Data entries

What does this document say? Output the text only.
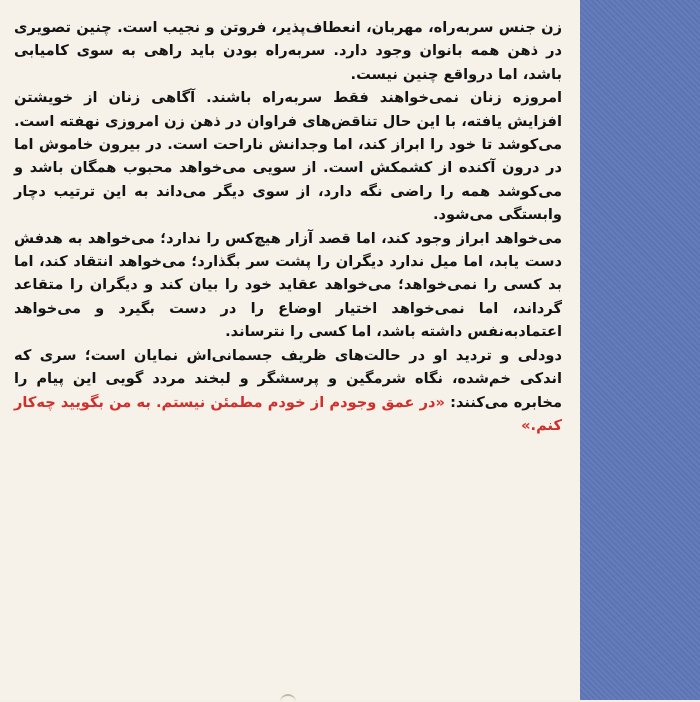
زن جنس سربه‌راه، مهربان، انعطاف‌پذیر، فروتن و نجیب است. چنین تصویری در ذهن همه بانوان وجود دارد. سربه‌راه بودن باید راهی به سوی کامیابی باشد، اما درواقع چنین نیست.

امروزه زنان نمی‌خواهند فقط سربه‌راه باشند. آگاهی زنان از خویشتن افزایش یافته، با این حال تناقض‌های فراوان در ذهن زن امروزی نهفته است. می‌کوشد تا خود را ابراز کند، اما وجدانش ناراحت است. در بیرون خاموش اما در درون آکنده از کشمکش است. از سویی می‌خواهد محبوب همگان باشد و می‌کوشد همه را راضی نگه دارد، از سوی دیگر می‌داند به این ترتیب دچار وابستگی می‌شود.

می‌خواهد ابراز وجود کند، اما قصد آزار هیچ‌کس را ندارد؛ می‌خواهد به هدفش دست یابد، اما میل ندارد دیگران را پشت سر بگذارد؛ می‌خواهد انتقاد کند، اما بد کسی را نمی‌خواهد؛ می‌خواهد عقاید خود را بیان کند و دیگران را متقاعد گرداند، اما نمی‌خواهد اختیار اوضاع را در دست بگیرد و می‌خواهد اعتمادبه‌نفس داشته باشد، اما کسی را نترساند.

دودلی و تردید او در حالت‌های ظریف جسمانی‌اش نمایان است؛ سری که اندکی خم‌شده، نگاه شرمگین و پرسشگر و لبخند مردد گویی این پیام را مخابره می‌کنند: «در عمق وجودم از خودم مطمئن نیستم. به من بگویید چه‌کار کنم.»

→ **What is needed**
Write out each entry exactly as given, but skip the pictures.

→ **Final answer**
What does this document say? Output the text only.
زن جنس سربه‌راه، مهربان، انعطاف‌پذیر، فروتن و نجیب است. چنین تصویری در ذهن همه بانوان وجود دارد. سربه‌راه بودن باید راهی به سوی کامیابی باشد، اما درواقع چنین نیست.

امروزه زنان نمی‌خواهند فقط سربه‌راه باشند. آگاهی زنان از خویشتن افزایش یافته، با این حال تناقض‌های فراوان در ذهن زن امروزی نهفته است. می‌کوشد تا خود را ابراز کند، اما وجدانش ناراحت است. در بیرون خاموش اما در درون آکنده از کشمکش است. از سویی می‌خواهد محبوب همگان باشد و می‌کوشد همه را راضی نگه دارد، از سوی دیگر می‌داند به این ترتیب دچار وابستگی می‌شود.

می‌خواهد ابراز وجود کند، اما قصد آزار هیچ‌کس را ندارد؛ می‌خواهد به هدفش دست یابد، اما میل ندارد دیگران را پشت سر بگذارد؛ می‌خواهد انتقاد کند، اما بد کسی را نمی‌خواهد؛ می‌خواهد عقاید خود را بیان کند و دیگران را متقاعد گرداند، اما نمی‌خواهد اختیار اوضاع را در دست بگیرد و می‌خواهد اعتمادبه‌نفس داشته باشد، اما کسی را نترساند.

دودلی و تردید او در حالت‌های ظریف جسمانی‌اش نمایان است؛ سری که اندکی خم‌شده، نگاه شرمگین و پرسشگر و لبخند مردد گویی این پیام را مخابره می‌کنند: «در عمق وجودم از خودم مطمئن نیستم. به من بگویید چه‌کار کنم.»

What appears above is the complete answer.